## Extracted data entries
——————————

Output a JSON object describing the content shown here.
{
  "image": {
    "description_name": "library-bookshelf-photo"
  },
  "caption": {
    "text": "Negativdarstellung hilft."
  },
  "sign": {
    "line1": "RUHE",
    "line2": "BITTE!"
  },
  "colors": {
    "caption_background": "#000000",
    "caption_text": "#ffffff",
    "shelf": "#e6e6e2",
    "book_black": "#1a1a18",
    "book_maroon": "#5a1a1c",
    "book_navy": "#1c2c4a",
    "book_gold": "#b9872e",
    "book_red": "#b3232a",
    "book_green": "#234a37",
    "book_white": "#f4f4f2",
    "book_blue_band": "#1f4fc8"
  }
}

——————————

## Stated exercise
Reproduce the material above without altering a single character.

## Reply
Output a JSON object describing the content shown here.
{
  "image": {
    "description_name": "library-bookshelf-photo"
  },
  "caption": {
    "text": "Negativdarstellung hilft."
  },
  "sign": {
    "line1": "RUHE",
    "line2": "BITTE!"
  },
  "colors": {
    "caption_background": "#000000",
    "caption_text": "#ffffff",
    "shelf": "#e6e6e2",
    "book_black": "#1a1a18",
    "book_maroon": "#5a1a1c",
    "book_navy": "#1c2c4a",
    "book_gold": "#b9872e",
    "book_red": "#b3232a",
    "book_green": "#234a37",
    "book_white": "#f4f4f2",
    "book_blue_band": "#1f4fc8"
  }
}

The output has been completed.